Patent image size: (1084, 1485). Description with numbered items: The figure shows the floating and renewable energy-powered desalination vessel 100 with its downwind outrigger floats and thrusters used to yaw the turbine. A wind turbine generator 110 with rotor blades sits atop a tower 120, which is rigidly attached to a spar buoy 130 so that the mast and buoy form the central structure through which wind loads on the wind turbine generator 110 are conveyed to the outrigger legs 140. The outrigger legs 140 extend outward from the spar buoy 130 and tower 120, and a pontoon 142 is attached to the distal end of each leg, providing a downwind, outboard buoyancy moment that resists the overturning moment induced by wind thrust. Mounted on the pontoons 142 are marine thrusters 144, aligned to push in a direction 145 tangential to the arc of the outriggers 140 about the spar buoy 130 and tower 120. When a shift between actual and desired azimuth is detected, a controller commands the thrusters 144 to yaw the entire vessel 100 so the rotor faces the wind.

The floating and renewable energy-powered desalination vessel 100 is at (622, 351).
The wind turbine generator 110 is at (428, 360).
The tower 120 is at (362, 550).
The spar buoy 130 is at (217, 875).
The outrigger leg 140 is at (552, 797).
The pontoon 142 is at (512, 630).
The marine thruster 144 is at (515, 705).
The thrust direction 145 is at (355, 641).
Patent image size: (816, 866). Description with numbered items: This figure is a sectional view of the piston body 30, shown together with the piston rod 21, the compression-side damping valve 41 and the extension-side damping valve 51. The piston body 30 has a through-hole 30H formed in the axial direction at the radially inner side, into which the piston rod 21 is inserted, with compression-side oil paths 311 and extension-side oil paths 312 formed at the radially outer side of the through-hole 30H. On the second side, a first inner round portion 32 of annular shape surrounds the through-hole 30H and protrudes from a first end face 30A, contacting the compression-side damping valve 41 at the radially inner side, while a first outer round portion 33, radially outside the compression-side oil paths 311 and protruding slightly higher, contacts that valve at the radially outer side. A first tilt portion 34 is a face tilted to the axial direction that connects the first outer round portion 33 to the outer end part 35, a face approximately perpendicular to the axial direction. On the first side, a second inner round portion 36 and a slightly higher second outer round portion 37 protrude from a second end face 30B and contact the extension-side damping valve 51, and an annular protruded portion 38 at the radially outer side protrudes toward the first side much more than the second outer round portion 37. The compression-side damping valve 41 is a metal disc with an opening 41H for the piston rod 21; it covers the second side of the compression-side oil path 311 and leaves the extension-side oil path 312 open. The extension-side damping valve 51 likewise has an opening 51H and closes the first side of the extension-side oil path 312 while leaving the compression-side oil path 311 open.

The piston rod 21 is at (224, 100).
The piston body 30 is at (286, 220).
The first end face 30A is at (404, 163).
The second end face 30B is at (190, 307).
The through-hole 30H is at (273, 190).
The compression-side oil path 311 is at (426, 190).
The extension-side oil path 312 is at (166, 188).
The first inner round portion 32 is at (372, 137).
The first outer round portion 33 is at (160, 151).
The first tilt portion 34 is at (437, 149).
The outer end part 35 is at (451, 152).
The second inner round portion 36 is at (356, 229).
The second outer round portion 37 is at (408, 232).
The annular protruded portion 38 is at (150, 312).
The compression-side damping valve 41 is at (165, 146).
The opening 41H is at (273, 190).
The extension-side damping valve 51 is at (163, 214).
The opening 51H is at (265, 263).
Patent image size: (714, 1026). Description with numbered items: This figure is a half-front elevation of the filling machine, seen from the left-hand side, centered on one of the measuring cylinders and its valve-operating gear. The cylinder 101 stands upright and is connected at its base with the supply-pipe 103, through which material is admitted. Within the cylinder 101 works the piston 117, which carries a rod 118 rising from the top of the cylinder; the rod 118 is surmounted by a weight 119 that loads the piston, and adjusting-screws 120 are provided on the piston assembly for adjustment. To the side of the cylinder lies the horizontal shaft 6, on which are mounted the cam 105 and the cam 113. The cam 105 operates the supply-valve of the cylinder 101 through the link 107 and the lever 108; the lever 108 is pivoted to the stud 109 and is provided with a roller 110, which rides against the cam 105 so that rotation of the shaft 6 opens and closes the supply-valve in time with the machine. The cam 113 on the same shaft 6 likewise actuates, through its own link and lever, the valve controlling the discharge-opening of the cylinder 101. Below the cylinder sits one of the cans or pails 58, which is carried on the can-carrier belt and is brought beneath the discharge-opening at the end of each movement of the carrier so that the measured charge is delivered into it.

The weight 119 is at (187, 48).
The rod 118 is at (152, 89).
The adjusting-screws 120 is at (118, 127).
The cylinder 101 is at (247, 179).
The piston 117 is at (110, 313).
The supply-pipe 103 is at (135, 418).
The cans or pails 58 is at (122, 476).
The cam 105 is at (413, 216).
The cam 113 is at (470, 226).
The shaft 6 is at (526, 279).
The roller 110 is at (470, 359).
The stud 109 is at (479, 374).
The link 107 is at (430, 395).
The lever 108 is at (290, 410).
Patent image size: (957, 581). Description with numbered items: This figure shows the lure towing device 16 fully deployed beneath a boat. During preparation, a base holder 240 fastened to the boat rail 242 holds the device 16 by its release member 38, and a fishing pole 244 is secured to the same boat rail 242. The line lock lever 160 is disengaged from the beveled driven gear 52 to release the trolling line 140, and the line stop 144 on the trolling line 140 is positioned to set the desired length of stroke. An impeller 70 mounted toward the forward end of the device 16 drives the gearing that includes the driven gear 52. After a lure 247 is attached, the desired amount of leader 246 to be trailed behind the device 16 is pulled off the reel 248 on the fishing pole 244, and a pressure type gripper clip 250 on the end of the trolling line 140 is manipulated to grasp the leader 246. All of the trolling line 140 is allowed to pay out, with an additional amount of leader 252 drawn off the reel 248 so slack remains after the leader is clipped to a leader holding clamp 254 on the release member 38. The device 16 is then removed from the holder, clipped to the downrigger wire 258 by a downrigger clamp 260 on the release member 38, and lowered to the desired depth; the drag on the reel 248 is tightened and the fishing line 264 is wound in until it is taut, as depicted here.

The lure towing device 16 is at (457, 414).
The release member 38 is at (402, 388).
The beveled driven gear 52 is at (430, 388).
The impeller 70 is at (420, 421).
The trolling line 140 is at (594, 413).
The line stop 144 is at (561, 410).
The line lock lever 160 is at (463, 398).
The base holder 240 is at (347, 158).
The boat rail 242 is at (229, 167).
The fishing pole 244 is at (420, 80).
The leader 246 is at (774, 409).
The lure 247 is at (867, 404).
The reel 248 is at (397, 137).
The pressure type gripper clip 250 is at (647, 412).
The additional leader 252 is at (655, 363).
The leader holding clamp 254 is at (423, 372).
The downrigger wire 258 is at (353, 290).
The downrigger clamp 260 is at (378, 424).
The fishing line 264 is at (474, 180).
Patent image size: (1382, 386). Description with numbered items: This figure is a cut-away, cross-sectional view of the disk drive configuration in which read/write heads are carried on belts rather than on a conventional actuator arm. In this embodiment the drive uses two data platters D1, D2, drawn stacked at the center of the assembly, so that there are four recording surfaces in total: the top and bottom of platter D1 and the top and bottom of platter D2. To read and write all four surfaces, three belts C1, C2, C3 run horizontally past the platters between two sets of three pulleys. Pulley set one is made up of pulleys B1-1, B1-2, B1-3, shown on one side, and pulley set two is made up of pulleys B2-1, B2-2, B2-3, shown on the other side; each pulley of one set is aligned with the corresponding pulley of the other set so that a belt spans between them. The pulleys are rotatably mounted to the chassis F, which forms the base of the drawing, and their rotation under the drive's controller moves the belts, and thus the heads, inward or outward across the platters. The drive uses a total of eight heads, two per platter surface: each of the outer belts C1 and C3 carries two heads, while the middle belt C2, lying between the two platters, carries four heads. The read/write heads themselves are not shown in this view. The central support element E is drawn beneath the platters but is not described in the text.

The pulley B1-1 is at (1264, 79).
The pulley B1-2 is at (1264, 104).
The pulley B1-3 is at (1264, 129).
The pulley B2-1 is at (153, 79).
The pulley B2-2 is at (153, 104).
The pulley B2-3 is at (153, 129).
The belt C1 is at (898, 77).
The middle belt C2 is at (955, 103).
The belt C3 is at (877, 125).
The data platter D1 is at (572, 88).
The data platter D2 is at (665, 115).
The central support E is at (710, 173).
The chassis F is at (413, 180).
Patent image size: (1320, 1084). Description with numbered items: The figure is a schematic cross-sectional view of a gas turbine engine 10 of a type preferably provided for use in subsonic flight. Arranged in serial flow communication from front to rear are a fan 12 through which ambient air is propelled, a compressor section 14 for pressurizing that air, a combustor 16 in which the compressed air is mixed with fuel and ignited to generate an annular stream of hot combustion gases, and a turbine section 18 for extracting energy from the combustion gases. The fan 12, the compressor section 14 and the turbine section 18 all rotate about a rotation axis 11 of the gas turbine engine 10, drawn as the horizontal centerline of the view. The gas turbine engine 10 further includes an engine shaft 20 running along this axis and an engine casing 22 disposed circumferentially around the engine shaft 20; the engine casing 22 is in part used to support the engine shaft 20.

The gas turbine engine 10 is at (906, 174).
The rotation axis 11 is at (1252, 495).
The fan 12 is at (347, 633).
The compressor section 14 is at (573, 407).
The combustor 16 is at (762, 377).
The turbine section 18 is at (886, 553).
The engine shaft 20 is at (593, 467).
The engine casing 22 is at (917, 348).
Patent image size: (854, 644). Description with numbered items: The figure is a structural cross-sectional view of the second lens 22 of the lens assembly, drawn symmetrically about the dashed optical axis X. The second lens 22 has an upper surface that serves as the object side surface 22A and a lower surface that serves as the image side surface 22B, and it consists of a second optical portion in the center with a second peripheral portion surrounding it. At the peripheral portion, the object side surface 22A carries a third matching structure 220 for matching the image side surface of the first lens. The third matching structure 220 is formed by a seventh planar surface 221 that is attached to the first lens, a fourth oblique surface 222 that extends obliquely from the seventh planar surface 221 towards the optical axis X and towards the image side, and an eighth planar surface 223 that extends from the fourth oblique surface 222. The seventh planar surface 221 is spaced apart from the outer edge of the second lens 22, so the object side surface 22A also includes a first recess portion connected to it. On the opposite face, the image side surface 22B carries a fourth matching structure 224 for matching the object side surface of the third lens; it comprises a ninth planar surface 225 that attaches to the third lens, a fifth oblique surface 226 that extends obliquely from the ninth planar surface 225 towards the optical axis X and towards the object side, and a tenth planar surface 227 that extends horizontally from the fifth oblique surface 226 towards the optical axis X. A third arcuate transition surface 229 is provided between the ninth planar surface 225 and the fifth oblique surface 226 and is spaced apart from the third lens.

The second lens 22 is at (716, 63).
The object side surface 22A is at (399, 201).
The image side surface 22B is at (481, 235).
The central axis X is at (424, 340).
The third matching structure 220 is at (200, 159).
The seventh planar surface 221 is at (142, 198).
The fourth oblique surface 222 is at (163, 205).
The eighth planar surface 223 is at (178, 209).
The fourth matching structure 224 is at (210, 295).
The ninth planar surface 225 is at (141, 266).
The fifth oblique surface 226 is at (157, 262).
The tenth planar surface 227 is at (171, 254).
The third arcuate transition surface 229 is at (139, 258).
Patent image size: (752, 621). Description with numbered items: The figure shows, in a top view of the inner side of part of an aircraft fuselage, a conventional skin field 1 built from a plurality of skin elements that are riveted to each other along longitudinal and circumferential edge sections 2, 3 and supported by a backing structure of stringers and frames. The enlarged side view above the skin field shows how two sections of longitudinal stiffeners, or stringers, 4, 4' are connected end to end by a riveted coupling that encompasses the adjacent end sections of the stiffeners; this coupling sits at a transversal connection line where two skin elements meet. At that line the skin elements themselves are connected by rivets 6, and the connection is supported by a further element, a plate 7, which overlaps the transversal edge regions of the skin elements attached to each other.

▶ _Written task_: Can you retype, unchanged, only the lines above that start with the one containing "Patent image size: (1320, 1084)." and end with the one containing "The engine casing 22 is at (917, 348).", including both of those lines?

▶ _Reply_:
Patent image size: (1320, 1084). Description with numbered items: The figure is a schematic cross-sectional view of a gas turbine engine 10 of a type preferably provided for use in subsonic flight. Arranged in serial flow communication from front to rear are a fan 12 through which ambient air is propelled, a compressor section 14 for pressurizing that air, a combustor 16 in which the compressed air is mixed with fuel and ignited to generate an annular stream of hot combustion gases, and a turbine section 18 for extracting energy from the combustion gases. The fan 12, the compressor section 14 and the turbine section 18 all rotate about a rotation axis 11 of the gas turbine engine 10, drawn as the horizontal centerline of the view. The gas turbine engine 10 further includes an engine shaft 20 running along this axis and an engine casing 22 disposed circumferentially around the engine shaft 20; the engine casing 22 is in part used to support the engine shaft 20.

The gas turbine engine 10 is at (906, 174).
The rotation axis 11 is at (1252, 495).
The fan 12 is at (347, 633).
The compressor section 14 is at (573, 407).
The combustor 16 is at (762, 377).
The turbine section 18 is at (886, 553).
The engine shaft 20 is at (593, 467).
The engine casing 22 is at (917, 348).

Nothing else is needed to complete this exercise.